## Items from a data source
────────────────────

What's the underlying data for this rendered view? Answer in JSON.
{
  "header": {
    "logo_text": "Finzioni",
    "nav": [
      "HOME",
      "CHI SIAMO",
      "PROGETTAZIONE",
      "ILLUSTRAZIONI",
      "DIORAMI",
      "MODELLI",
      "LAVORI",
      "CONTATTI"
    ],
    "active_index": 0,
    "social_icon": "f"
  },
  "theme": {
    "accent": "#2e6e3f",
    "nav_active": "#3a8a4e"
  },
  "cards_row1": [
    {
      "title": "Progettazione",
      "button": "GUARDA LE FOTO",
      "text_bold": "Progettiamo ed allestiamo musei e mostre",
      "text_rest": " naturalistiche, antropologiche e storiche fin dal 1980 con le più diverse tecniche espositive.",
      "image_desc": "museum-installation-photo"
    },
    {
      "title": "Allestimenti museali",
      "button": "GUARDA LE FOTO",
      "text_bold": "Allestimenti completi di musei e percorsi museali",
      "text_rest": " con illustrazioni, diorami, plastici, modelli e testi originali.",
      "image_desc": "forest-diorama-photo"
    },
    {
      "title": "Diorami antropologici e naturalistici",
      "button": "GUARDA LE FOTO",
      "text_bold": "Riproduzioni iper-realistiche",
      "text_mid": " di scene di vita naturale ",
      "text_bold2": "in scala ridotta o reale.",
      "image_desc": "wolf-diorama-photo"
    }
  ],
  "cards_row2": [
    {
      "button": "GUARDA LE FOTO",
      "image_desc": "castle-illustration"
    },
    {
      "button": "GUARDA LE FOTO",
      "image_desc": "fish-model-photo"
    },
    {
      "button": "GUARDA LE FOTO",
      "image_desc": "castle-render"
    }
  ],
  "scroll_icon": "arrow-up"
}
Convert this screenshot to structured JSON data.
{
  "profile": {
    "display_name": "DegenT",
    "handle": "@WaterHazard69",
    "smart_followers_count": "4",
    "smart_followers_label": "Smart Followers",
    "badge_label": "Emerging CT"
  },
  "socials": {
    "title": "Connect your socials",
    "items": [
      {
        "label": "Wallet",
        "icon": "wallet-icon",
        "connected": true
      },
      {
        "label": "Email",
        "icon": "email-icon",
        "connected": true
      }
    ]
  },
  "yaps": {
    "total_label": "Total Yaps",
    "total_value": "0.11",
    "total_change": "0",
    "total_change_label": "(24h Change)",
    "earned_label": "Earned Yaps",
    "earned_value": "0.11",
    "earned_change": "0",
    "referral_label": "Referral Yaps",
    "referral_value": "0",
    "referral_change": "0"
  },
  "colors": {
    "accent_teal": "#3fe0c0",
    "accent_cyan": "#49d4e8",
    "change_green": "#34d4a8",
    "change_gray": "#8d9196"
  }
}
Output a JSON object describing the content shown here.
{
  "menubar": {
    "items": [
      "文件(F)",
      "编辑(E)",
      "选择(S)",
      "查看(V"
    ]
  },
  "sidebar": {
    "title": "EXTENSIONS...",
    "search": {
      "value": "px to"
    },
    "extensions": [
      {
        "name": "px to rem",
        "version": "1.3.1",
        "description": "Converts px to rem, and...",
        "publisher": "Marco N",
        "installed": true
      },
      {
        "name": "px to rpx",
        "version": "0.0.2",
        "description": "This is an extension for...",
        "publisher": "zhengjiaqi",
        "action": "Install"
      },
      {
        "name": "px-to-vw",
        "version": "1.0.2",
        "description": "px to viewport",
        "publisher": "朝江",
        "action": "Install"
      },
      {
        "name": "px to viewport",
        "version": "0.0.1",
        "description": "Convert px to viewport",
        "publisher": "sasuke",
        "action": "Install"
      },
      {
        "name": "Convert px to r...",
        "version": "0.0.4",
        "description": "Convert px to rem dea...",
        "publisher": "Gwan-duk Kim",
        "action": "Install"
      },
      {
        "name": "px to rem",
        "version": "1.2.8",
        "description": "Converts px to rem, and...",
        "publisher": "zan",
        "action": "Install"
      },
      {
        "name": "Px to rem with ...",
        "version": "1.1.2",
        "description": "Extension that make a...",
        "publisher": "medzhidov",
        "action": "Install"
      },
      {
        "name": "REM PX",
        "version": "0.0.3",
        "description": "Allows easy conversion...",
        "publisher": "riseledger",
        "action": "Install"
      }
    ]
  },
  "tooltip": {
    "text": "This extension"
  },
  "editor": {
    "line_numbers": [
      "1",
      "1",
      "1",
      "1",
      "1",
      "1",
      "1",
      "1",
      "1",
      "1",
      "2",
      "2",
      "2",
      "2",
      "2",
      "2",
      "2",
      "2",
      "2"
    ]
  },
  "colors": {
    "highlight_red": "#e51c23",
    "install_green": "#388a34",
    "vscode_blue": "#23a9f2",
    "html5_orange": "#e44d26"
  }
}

────────────────────

## Task statement
From the entries above, select each line containing the string "photo".

## Correct output
      "image_desc": "museum-installation-photo"
      "image_desc": "forest-diorama-photo"
      "image_desc": "wolf-diorama-photo"
      "image_desc": "fish-model-photo"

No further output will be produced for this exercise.